[start of Listing]
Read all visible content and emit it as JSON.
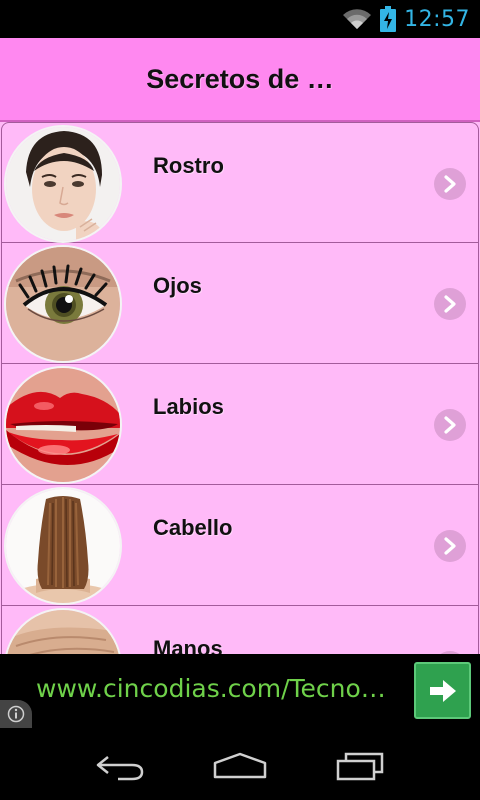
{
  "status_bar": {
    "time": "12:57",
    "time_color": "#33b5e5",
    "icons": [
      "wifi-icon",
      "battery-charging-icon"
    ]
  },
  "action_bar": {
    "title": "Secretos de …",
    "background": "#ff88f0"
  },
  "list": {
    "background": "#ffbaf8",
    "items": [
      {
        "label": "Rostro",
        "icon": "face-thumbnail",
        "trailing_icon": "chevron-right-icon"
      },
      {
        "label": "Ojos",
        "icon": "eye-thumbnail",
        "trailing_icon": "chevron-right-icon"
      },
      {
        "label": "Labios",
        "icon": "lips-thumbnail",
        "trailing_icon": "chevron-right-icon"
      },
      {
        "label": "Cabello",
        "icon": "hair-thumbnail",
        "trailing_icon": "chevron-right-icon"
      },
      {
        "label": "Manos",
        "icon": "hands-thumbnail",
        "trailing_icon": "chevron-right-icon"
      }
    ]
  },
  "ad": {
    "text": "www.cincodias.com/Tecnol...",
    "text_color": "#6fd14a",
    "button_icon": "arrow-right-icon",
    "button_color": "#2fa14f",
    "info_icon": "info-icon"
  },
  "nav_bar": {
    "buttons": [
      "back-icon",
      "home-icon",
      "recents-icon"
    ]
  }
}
[end of Listing]
[start of Listing]
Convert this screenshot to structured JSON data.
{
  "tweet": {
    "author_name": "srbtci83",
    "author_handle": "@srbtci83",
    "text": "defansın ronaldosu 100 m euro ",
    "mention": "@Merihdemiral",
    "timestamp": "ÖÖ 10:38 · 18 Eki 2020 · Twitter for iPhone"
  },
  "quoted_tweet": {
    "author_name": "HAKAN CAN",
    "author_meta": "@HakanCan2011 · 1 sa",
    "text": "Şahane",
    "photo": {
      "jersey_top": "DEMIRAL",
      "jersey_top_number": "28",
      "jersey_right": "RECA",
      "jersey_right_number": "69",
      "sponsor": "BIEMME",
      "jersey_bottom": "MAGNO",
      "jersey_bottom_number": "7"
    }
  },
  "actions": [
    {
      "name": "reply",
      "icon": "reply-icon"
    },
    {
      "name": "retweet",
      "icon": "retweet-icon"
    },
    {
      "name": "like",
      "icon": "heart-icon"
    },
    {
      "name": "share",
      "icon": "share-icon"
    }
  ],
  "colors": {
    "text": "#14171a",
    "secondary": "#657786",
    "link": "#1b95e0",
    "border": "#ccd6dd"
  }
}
[end of Listing]
• Stated exercise
Go through the records above and copy every line with the word "thumbnail".

• Solution to this task
        "icon": "face-thumbnail",
        "icon": "eye-thumbnail",
        "icon": "lips-thumbnail",
        "icon": "hair-thumbnail",
        "icon": "hands-thumbnail",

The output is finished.